Dataset items:
┄┄┄┄┄┄┄┄┄┄

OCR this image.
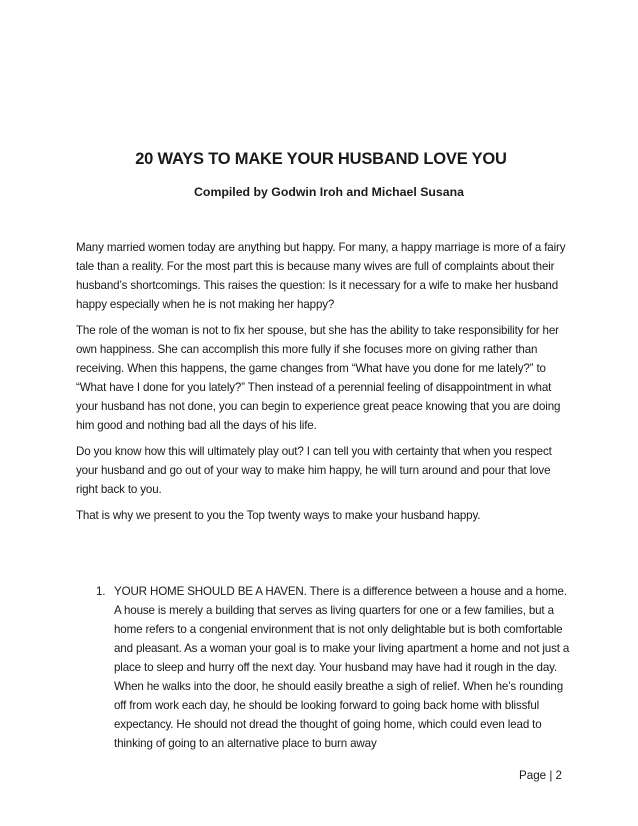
20 WAYS TO MAKE YOUR HUSBAND LOVE YOU
Compiled by Godwin Iroh and Michael Susana

Many married women today are anything but happy. For many, a happy marriage is more of a fairy tale than a reality. For the most part this is because many wives are full of complaints about their husband’s shortcomings. This raises the question: Is it necessary for a wife to make her husband happy especially when he is not making her happy?

The role of the woman is not to fix her spouse, but she has the ability to take responsibility for her own happiness. She can accomplish this more fully if she focuses more on giving rather than receiving. When this happens, the game changes from “What have you done for me lately?” to “What have I done for you lately?” Then instead of a perennial feeling of disappointment in what your husband has not done, you can begin to experience great peace knowing that you are doing him good and nothing bad all the days of his life.

Do you know how this will ultimately play out? I can tell you with certainty that when you respect your husband and go out of your way to make him happy, he will turn around and pour that love right back to you.

That is why we present to you the Top twenty ways to make your husband happy.

1. YOUR HOME SHOULD BE A HAVEN. There is a difference between a house and a home. A house is merely a building that serves as living quarters for one or a few families, but a home refers to a congenial environment that is not only delightable but is both comfortable and pleasant. As a woman your goal is to make your living apartment a home and not just a place to sleep and hurry off the next day. Your husband may have had it rough in the day. When he walks into the door, he should easily breathe a sigh of relief. When he’s rounding off from work each day, he should be looking forward to going back home with blissful expectancy. He should not dread the thought of going home, which could even lead to thinking of going to an alternative place to burn away
Page | 2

┄┄┄┄┄┄┄┄┄┄

▶ **Exercise**:
All of the data above should be transcribed verbatim, with pictures omitted.

▶ **Complete response**:
OCR this image.
20 WAYS TO MAKE YOUR HUSBAND LOVE YOU
Compiled by Godwin Iroh and Michael Susana

Many married women today are anything but happy. For many, a happy marriage is more of a fairy tale than a reality. For the most part this is because many wives are full of complaints about their husband’s shortcomings. This raises the question: Is it necessary for a wife to make her husband happy especially when he is not making her happy?

The role of the woman is not to fix her spouse, but she has the ability to take responsibility for her own happiness. She can accomplish this more fully if she focuses more on giving rather than receiving. When this happens, the game changes from “What have you done for me lately?” to “What have I done for you lately?” Then instead of a perennial feeling of disappointment in what your husband has not done, you can begin to experience great peace knowing that you are doing him good and nothing bad all the days of his life.

Do you know how this will ultimately play out? I can tell you with certainty that when you respect your husband and go out of your way to make him happy, he will turn around and pour that love right back to you.

That is why we present to you the Top twenty ways to make your husband happy.

1. YOUR HOME SHOULD BE A HAVEN. There is a difference between a house and a home. A house is merely a building that serves as living quarters for one or a few families, but a home refers to a congenial environment that is not only delightable but is both comfortable and pleasant. As a woman your goal is to make your living apartment a home and not just a place to sleep and hurry off the next day. Your husband may have had it rough in the day. When he walks into the door, he should easily breathe a sigh of relief. When he’s rounding off from work each day, he should be looking forward to going back home with blissful expectancy. He should not dread the thought of going home, which could even lead to thinking of going to an alternative place to burn away
Page | 2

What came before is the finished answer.